**Extracted entries**
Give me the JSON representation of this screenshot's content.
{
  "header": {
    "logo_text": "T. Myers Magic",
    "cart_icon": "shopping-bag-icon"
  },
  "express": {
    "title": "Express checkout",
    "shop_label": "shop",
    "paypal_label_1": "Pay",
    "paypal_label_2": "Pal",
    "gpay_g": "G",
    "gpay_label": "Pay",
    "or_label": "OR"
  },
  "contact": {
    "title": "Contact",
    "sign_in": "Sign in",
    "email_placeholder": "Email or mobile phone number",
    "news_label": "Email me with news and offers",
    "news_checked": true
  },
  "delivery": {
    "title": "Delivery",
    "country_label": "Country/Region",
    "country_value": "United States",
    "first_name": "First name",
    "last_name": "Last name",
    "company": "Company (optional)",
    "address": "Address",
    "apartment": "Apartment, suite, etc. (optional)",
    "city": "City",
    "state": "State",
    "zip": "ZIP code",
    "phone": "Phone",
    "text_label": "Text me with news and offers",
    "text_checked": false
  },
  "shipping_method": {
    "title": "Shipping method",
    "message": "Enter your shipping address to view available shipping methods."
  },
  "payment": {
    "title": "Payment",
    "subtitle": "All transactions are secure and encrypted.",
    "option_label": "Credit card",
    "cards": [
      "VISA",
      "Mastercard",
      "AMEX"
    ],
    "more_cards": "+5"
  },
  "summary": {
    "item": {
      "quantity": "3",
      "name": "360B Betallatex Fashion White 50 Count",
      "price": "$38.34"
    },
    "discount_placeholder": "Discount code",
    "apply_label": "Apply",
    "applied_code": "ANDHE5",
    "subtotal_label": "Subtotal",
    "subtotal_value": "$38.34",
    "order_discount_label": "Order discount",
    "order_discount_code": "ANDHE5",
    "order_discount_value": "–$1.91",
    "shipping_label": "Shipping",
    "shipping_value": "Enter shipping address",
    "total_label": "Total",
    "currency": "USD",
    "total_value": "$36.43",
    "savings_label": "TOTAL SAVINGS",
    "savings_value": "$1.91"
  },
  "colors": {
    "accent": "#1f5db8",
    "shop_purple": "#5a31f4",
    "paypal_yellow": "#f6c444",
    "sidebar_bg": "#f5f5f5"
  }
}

**Stated task**
Every entry above needs to be quoted exactly.

**Task output**
Give me the JSON representation of this screenshot's content.
{
  "header": {
    "logo_text": "T. Myers Magic",
    "cart_icon": "shopping-bag-icon"
  },
  "express": {
    "title": "Express checkout",
    "shop_label": "shop",
    "paypal_label_1": "Pay",
    "paypal_label_2": "Pal",
    "gpay_g": "G",
    "gpay_label": "Pay",
    "or_label": "OR"
  },
  "contact": {
    "title": "Contact",
    "sign_in": "Sign in",
    "email_placeholder": "Email or mobile phone number",
    "news_label": "Email me with news and offers",
    "news_checked": true
  },
  "delivery": {
    "title": "Delivery",
    "country_label": "Country/Region",
    "country_value": "United States",
    "first_name": "First name",
    "last_name": "Last name",
    "company": "Company (optional)",
    "address": "Address",
    "apartment": "Apartment, suite, etc. (optional)",
    "city": "City",
    "state": "State",
    "zip": "ZIP code",
    "phone": "Phone",
    "text_label": "Text me with news and offers",
    "text_checked": false
  },
  "shipping_method": {
    "title": "Shipping method",
    "message": "Enter your shipping address to view available shipping methods."
  },
  "payment": {
    "title": "Payment",
    "subtitle": "All transactions are secure and encrypted.",
    "option_label": "Credit card",
    "cards": [
      "VISA",
      "Mastercard",
      "AMEX"
    ],
    "more_cards": "+5"
  },
  "summary": {
    "item": {
      "quantity": "3",
      "name": "360B Betallatex Fashion White 50 Count",
      "price": "$38.34"
    },
    "discount_placeholder": "Discount code",
    "apply_label": "Apply",
    "applied_code": "ANDHE5",
    "subtotal_label": "Subtotal",
    "subtotal_value": "$38.34",
    "order_discount_label": "Order discount",
    "order_discount_code": "ANDHE5",
    "order_discount_value": "–$1.91",
    "shipping_label": "Shipping",
    "shipping_value": "Enter shipping address",
    "total_label": "Total",
    "currency": "USD",
    "total_value": "$36.43",
    "savings_label": "TOTAL SAVINGS",
    "savings_value": "$1.91"
  },
  "colors": {
    "accent": "#1f5db8",
    "shop_purple": "#5a31f4",
    "paypal_yellow": "#f6c444",
    "sidebar_bg": "#f5f5f5"
  }
}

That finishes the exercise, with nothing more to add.